# Records
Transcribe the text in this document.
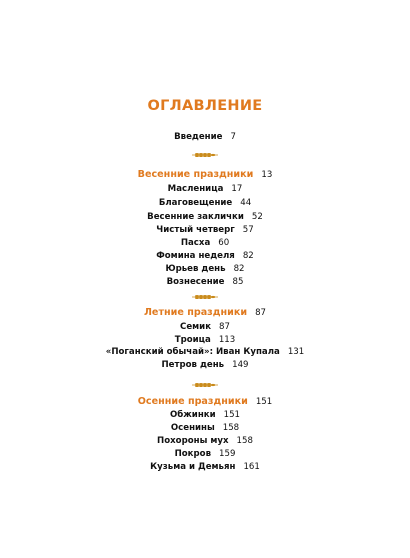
ОГЛАВЛЕНИЕ
Введение 7
Весенние праздники 13
Масленица 17
Благовещение 44
Весенние заклички 52
Чистый четверг 57
Пасха 60
Фомина неделя 82
Юрьев день 82
Вознесение 85
Летние праздники 87
Семик 87
Троица 113
«Поганский обычай»: Иван Купала 131
Петров день 149
Осенние праздники 151
Обжинки 151
Осенины 158
Похороны мух 158
Покров 159
Кузьма и Демьян 161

# Work required
Return each line exactly as written. Any picture gets left out.

# Solution to this task
Transcribe the text in this document.
ОГЛАВЛЕНИЕ
Введение 7
Весенние праздники 13
Масленица 17
Благовещение 44
Весенние заклички 52
Чистый четверг 57
Пасха 60
Фомина неделя 82
Юрьев день 82
Вознесение 85
Летние праздники 87
Семик 87
Троица 113
«Поганский обычай»: Иван Купала 131
Петров день 149
Осенние праздники 151
Обжинки 151
Осенины 158
Похороны мух 158
Покров 159
Кузьма и Демьян 161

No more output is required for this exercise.